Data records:
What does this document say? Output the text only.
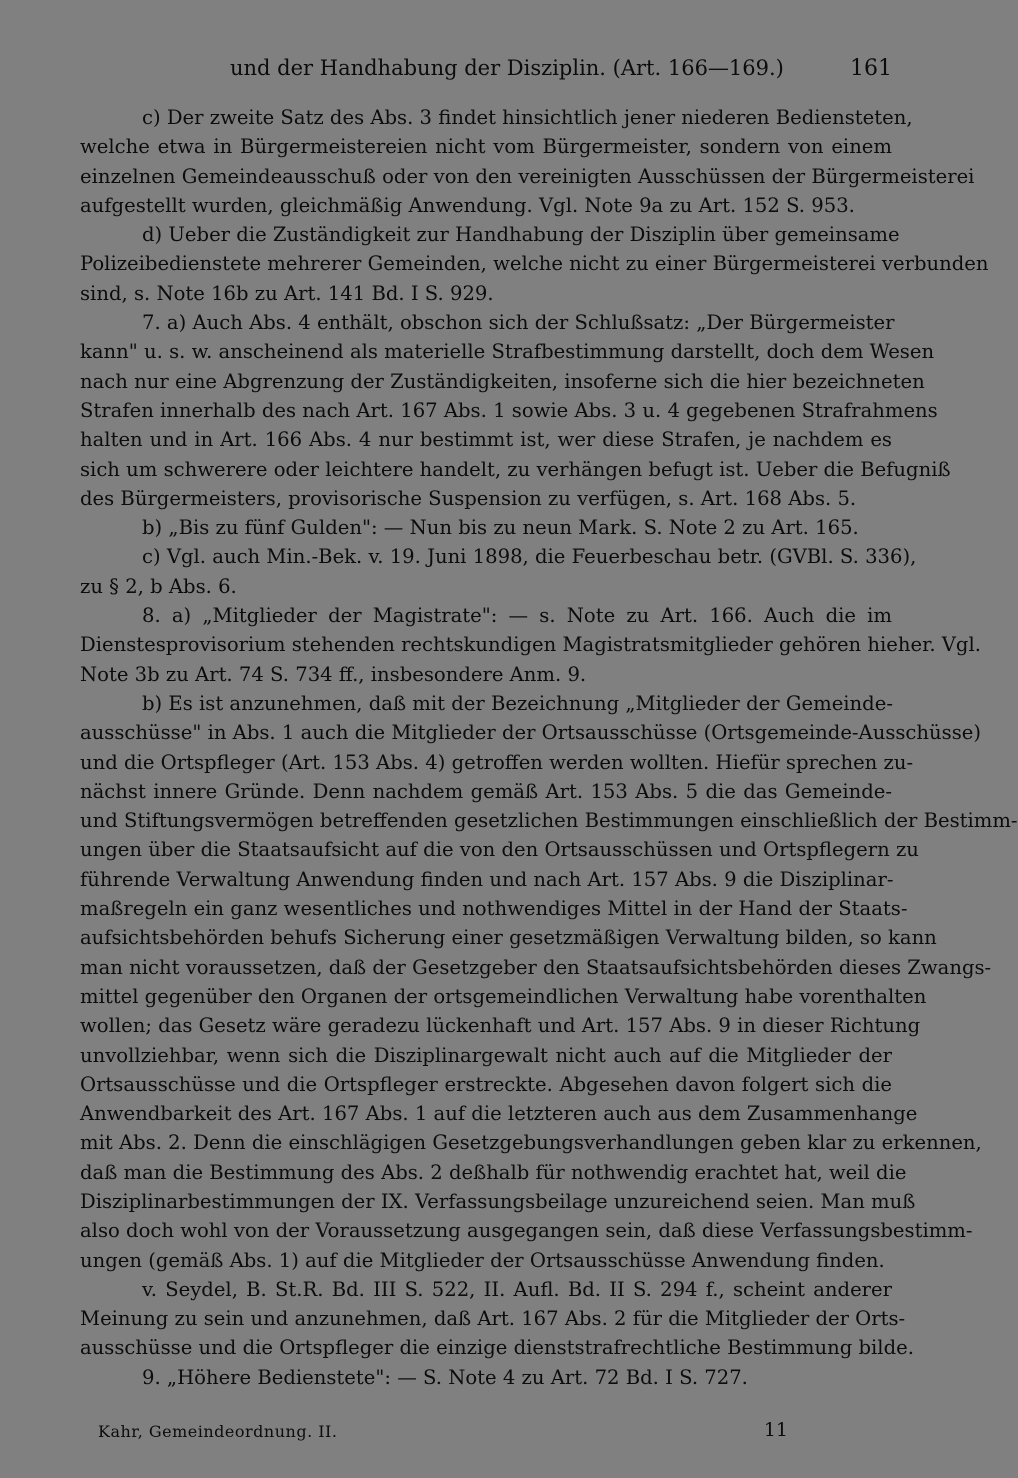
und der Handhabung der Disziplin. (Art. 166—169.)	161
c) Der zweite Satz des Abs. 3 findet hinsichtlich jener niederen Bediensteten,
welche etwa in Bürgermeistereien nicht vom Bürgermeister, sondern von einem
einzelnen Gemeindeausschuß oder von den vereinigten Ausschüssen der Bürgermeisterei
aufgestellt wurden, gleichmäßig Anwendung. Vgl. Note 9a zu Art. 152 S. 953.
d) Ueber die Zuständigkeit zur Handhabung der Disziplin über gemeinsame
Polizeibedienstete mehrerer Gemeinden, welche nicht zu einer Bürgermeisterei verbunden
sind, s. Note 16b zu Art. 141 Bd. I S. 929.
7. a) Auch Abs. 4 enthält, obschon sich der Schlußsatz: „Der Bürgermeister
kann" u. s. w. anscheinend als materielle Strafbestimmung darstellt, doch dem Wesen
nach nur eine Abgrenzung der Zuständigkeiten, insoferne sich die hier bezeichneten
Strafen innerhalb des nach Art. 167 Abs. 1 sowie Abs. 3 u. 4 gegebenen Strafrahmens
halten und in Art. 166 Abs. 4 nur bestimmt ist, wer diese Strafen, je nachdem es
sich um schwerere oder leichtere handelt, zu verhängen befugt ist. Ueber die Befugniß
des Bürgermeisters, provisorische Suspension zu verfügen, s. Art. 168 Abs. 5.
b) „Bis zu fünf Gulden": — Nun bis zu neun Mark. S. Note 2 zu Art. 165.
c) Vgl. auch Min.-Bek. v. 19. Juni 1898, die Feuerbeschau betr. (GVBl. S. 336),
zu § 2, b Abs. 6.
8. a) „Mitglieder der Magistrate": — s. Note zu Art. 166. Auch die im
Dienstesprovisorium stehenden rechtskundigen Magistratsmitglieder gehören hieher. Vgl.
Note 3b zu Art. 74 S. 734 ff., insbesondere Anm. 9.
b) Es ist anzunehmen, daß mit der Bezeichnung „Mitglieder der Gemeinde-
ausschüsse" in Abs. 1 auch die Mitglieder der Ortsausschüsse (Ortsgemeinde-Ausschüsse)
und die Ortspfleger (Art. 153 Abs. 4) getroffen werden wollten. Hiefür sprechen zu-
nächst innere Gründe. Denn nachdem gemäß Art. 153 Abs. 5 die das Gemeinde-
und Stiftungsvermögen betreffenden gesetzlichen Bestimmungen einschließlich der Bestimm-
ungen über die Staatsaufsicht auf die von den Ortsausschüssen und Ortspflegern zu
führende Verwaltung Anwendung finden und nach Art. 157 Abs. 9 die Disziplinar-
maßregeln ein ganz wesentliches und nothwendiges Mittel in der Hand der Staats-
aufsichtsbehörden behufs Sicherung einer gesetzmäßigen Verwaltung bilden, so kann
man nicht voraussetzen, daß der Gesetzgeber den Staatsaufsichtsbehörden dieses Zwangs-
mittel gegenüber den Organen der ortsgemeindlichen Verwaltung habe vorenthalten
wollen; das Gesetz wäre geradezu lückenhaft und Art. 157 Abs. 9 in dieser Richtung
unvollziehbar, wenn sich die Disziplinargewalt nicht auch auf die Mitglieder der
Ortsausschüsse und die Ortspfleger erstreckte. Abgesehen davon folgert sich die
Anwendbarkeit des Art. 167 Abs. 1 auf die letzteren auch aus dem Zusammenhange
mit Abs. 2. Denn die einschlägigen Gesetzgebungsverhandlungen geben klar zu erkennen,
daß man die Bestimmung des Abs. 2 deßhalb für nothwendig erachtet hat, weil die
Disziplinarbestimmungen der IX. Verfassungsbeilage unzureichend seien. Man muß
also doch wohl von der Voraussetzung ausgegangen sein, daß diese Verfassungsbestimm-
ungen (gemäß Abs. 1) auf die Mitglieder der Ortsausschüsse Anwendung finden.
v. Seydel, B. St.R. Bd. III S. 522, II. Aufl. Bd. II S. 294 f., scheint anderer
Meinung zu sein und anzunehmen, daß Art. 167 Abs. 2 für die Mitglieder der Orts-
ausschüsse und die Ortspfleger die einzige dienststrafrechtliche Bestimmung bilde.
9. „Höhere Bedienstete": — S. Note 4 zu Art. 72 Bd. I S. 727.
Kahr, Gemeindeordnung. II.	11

==

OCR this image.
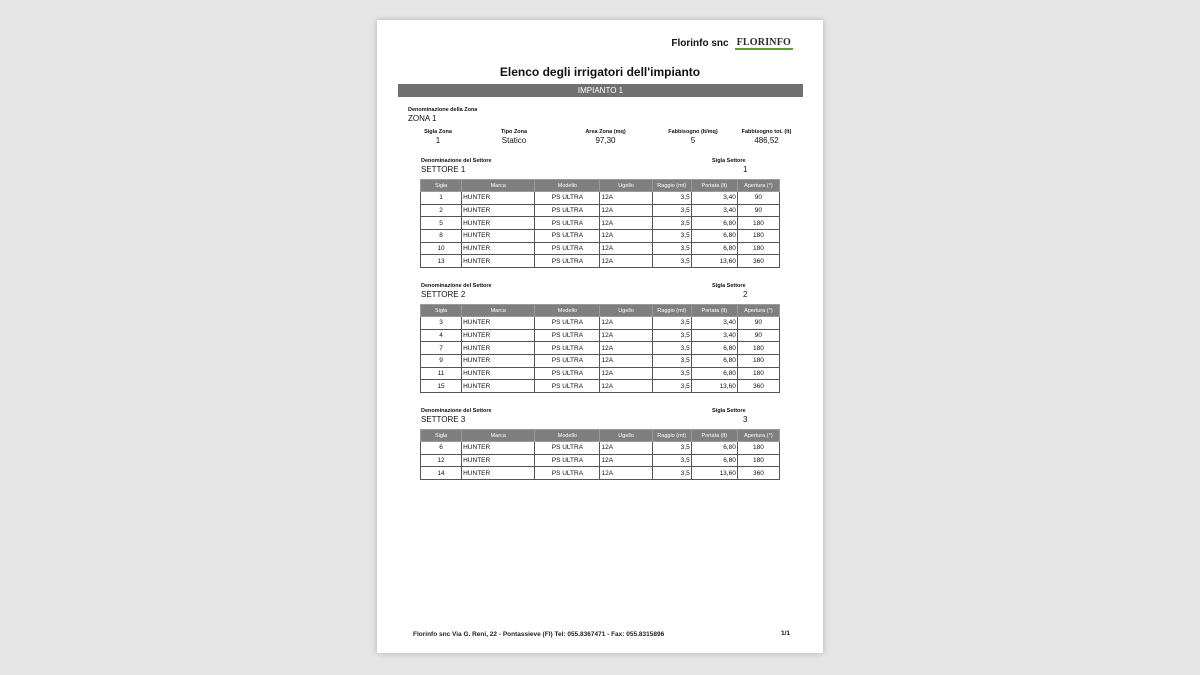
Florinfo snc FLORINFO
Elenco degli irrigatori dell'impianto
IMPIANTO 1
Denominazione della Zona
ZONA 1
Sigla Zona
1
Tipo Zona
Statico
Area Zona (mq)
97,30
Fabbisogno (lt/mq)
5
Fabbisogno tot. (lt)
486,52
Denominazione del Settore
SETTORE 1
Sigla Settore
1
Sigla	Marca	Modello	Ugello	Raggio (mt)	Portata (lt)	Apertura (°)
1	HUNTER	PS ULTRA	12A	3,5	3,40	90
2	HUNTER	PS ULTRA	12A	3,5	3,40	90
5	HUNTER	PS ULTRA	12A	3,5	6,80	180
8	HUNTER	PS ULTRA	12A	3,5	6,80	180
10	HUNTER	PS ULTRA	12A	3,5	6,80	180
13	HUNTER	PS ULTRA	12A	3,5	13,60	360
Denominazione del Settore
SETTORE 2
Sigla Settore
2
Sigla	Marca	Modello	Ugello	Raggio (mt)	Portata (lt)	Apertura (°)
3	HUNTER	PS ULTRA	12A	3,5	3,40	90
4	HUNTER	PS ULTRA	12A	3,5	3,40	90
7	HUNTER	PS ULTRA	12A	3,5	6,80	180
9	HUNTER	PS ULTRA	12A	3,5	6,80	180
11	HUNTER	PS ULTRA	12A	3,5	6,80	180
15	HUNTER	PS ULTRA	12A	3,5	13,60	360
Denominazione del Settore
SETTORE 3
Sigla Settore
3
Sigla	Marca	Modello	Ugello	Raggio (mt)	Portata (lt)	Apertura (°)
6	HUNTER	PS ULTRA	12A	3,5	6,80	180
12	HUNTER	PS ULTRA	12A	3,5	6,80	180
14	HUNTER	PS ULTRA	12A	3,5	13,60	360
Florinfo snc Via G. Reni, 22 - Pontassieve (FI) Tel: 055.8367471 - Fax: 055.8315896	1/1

==

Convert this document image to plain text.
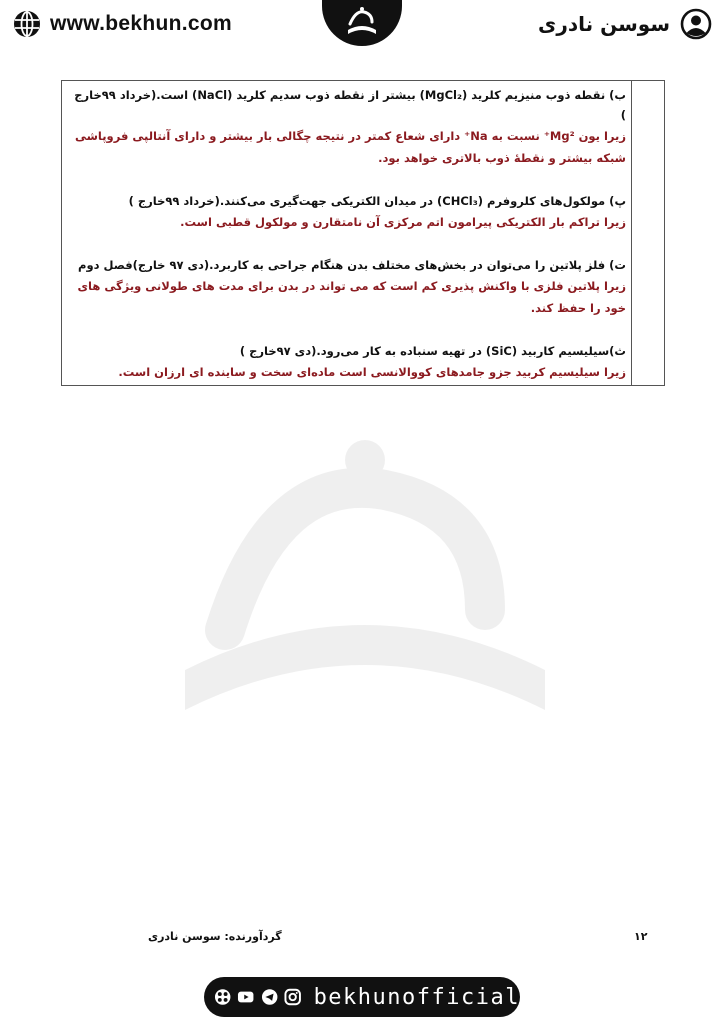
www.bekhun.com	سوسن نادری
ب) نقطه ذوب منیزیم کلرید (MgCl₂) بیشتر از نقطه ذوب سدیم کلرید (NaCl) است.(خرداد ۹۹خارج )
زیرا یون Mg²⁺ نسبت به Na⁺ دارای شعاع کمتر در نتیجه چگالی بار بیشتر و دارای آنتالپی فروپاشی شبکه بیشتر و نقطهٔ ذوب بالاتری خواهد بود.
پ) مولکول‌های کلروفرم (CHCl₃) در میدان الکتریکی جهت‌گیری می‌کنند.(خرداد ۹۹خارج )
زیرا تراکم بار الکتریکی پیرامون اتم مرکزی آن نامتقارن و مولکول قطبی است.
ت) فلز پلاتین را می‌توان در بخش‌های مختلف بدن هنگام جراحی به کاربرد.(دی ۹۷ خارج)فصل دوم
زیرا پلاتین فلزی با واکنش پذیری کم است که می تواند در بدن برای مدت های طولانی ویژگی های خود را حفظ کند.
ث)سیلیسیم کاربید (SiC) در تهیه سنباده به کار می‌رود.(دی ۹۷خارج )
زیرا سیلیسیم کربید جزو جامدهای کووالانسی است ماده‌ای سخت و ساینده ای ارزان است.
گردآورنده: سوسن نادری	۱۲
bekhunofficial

WHAT IS REQUIRED => List all lines where "gemäß" occurs.

EXPECTED OUTPUT =>
nächst innere Gründe. Denn nachdem gemäß Art. 153 Abs. 5 die das Gemeinde-
ungen (gemäß Abs. 1) auf die Mitglieder der Ortsausschüsse Anwendung finden.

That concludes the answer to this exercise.